### Short task
Can the data below be set down again exactly, line for line?

(Data entries)
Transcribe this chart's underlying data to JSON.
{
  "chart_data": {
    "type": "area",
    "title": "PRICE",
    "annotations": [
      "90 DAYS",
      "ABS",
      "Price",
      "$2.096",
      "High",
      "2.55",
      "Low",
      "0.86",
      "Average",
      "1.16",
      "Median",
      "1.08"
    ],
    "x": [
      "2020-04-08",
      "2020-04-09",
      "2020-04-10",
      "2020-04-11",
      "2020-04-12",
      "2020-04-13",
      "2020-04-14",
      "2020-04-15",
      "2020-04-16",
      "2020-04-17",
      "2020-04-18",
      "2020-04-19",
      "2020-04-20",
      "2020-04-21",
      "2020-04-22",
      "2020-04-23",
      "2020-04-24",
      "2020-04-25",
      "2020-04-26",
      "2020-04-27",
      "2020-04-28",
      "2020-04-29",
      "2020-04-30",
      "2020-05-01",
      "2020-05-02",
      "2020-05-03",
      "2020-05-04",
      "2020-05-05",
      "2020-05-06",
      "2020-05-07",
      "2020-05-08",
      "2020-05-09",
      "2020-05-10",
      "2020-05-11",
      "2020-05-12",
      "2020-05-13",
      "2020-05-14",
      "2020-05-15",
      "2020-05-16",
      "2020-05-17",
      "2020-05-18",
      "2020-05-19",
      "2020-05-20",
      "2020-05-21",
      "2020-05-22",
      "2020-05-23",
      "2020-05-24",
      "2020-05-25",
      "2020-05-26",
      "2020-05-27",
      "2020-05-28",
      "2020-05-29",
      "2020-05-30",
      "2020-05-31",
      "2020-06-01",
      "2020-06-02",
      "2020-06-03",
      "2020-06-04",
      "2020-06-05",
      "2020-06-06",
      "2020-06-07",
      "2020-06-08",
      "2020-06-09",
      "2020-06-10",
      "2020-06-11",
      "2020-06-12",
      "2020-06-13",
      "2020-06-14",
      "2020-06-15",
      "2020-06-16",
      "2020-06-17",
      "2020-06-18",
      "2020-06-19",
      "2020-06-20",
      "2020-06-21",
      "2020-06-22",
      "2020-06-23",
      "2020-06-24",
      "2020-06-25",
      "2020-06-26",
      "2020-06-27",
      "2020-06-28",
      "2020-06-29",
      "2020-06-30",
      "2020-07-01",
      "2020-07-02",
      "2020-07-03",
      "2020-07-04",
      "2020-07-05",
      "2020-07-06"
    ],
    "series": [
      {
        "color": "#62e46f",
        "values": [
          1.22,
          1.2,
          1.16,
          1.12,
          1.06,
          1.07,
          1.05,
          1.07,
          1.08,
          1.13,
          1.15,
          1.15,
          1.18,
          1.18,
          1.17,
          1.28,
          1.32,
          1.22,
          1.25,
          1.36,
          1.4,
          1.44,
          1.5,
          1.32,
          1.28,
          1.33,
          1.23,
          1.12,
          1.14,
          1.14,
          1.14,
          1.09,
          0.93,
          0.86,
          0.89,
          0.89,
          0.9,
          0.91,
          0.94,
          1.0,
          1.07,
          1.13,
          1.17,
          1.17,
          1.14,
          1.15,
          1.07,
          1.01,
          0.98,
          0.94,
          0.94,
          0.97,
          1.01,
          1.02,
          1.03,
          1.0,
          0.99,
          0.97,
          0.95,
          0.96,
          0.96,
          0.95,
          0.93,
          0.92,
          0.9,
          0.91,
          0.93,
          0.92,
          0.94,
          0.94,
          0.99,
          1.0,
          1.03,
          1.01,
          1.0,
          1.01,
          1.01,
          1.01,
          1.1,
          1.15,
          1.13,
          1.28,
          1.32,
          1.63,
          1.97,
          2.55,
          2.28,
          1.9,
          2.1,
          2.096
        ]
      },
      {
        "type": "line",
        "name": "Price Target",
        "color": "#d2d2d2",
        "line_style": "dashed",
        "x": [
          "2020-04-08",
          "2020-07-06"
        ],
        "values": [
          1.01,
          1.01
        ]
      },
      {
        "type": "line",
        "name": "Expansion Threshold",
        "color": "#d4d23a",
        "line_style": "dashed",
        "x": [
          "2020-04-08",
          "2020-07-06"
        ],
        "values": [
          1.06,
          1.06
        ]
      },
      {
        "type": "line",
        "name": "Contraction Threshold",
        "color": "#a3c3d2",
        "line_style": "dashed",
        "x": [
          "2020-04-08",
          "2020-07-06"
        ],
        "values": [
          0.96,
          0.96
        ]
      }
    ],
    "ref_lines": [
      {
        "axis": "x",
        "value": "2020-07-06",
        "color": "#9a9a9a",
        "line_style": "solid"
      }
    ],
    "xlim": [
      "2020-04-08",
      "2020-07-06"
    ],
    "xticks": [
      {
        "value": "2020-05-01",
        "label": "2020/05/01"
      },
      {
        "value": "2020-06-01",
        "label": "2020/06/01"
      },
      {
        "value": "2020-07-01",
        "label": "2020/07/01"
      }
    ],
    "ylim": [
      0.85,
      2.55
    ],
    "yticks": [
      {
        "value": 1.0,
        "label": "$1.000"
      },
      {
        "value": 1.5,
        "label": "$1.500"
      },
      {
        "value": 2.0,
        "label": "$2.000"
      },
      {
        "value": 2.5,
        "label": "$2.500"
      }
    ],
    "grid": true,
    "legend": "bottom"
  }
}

### Full solution
Transcribe this chart's underlying data to JSON.
{
  "chart_data": {
    "type": "area",
    "title": "PRICE",
    "annotations": [
      "90 DAYS",
      "ABS",
      "Price",
      "$2.096",
      "High",
      "2.55",
      "Low",
      "0.86",
      "Average",
      "1.16",
      "Median",
      "1.08"
    ],
    "x": [
      "2020-04-08",
      "2020-04-09",
      "2020-04-10",
      "2020-04-11",
      "2020-04-12",
      "2020-04-13",
      "2020-04-14",
      "2020-04-15",
      "2020-04-16",
      "2020-04-17",
      "2020-04-18",
      "2020-04-19",
      "2020-04-20",
      "2020-04-21",
      "2020-04-22",
      "2020-04-23",
      "2020-04-24",
      "2020-04-25",
      "2020-04-26",
      "2020-04-27",
      "2020-04-28",
      "2020-04-29",
      "2020-04-30",
      "2020-05-01",
      "2020-05-02",
      "2020-05-03",
      "2020-05-04",
      "2020-05-05",
      "2020-05-06",
      "2020-05-07",
      "2020-05-08",
      "2020-05-09",
      "2020-05-10",
      "2020-05-11",
      "2020-05-12",
      "2020-05-13",
      "2020-05-14",
      "2020-05-15",
      "2020-05-16",
      "2020-05-17",
      "2020-05-18",
      "2020-05-19",
      "2020-05-20",
      "2020-05-21",
      "2020-05-22",
      "2020-05-23",
      "2020-05-24",
      "2020-05-25",
      "2020-05-26",
      "2020-05-27",
      "2020-05-28",
      "2020-05-29",
      "2020-05-30",
      "2020-05-31",
      "2020-06-01",
      "2020-06-02",
      "2020-06-03",
      "2020-06-04",
      "2020-06-05",
      "2020-06-06",
      "2020-06-07",
      "2020-06-08",
      "2020-06-09",
      "2020-06-10",
      "2020-06-11",
      "2020-06-12",
      "2020-06-13",
      "2020-06-14",
      "2020-06-15",
      "2020-06-16",
      "2020-06-17",
      "2020-06-18",
      "2020-06-19",
      "2020-06-20",
      "2020-06-21",
      "2020-06-22",
      "2020-06-23",
      "2020-06-24",
      "2020-06-25",
      "2020-06-26",
      "2020-06-27",
      "2020-06-28",
      "2020-06-29",
      "2020-06-30",
      "2020-07-01",
      "2020-07-02",
      "2020-07-03",
      "2020-07-04",
      "2020-07-05",
      "2020-07-06"
    ],
    "series": [
      {
        "color": "#62e46f",
        "values": [
          1.22,
          1.2,
          1.16,
          1.12,
          1.06,
          1.07,
          1.05,
          1.07,
          1.08,
          1.13,
          1.15,
          1.15,
          1.18,
          1.18,
          1.17,
          1.28,
          1.32,
          1.22,
          1.25,
          1.36,
          1.4,
          1.44,
          1.5,
          1.32,
          1.28,
          1.33,
          1.23,
          1.12,
          1.14,
          1.14,
          1.14,
          1.09,
          0.93,
          0.86,
          0.89,
          0.89,
          0.9,
          0.91,
          0.94,
          1.0,
          1.07,
          1.13,
          1.17,
          1.17,
          1.14,
          1.15,
          1.07,
          1.01,
          0.98,
          0.94,
          0.94,
          0.97,
          1.01,
          1.02,
          1.03,
          1.0,
          0.99,
          0.97,
          0.95,
          0.96,
          0.96,
          0.95,
          0.93,
          0.92,
          0.9,
          0.91,
          0.93,
          0.92,
          0.94,
          0.94,
          0.99,
          1.0,
          1.03,
          1.01,
          1.0,
          1.01,
          1.01,
          1.01,
          1.1,
          1.15,
          1.13,
          1.28,
          1.32,
          1.63,
          1.97,
          2.55,
          2.28,
          1.9,
          2.1,
          2.096
        ]
      },
      {
        "type": "line",
        "name": "Price Target",
        "color": "#d2d2d2",
        "line_style": "dashed",
        "x": [
          "2020-04-08",
          "2020-07-06"
        ],
        "values": [
          1.01,
          1.01
        ]
      },
      {
        "type": "line",
        "name": "Expansion Threshold",
        "color": "#d4d23a",
        "line_style": "dashed",
        "x": [
          "2020-04-08",
          "2020-07-06"
        ],
        "values": [
          1.06,
          1.06
        ]
      },
      {
        "type": "line",
        "name": "Contraction Threshold",
        "color": "#a3c3d2",
        "line_style": "dashed",
        "x": [
          "2020-04-08",
          "2020-07-06"
        ],
        "values": [
          0.96,
          0.96
        ]
      }
    ],
    "ref_lines": [
      {
        "axis": "x",
        "value": "2020-07-06",
        "color": "#9a9a9a",
        "line_style": "solid"
      }
    ],
    "xlim": [
      "2020-04-08",
      "2020-07-06"
    ],
    "xticks": [
      {
        "value": "2020-05-01",
        "label": "2020/05/01"
      },
      {
        "value": "2020-06-01",
        "label": "2020/06/01"
      },
      {
        "value": "2020-07-01",
        "label": "2020/07/01"
      }
    ],
    "ylim": [
      0.85,
      2.55
    ],
    "yticks": [
      {
        "value": 1.0,
        "label": "$1.000"
      },
      {
        "value": 1.5,
        "label": "$1.500"
      },
      {
        "value": 2.0,
        "label": "$2.000"
      },
      {
        "value": 2.5,
        "label": "$2.500"
      }
    ],
    "grid": true,
    "legend": "bottom"
  }
}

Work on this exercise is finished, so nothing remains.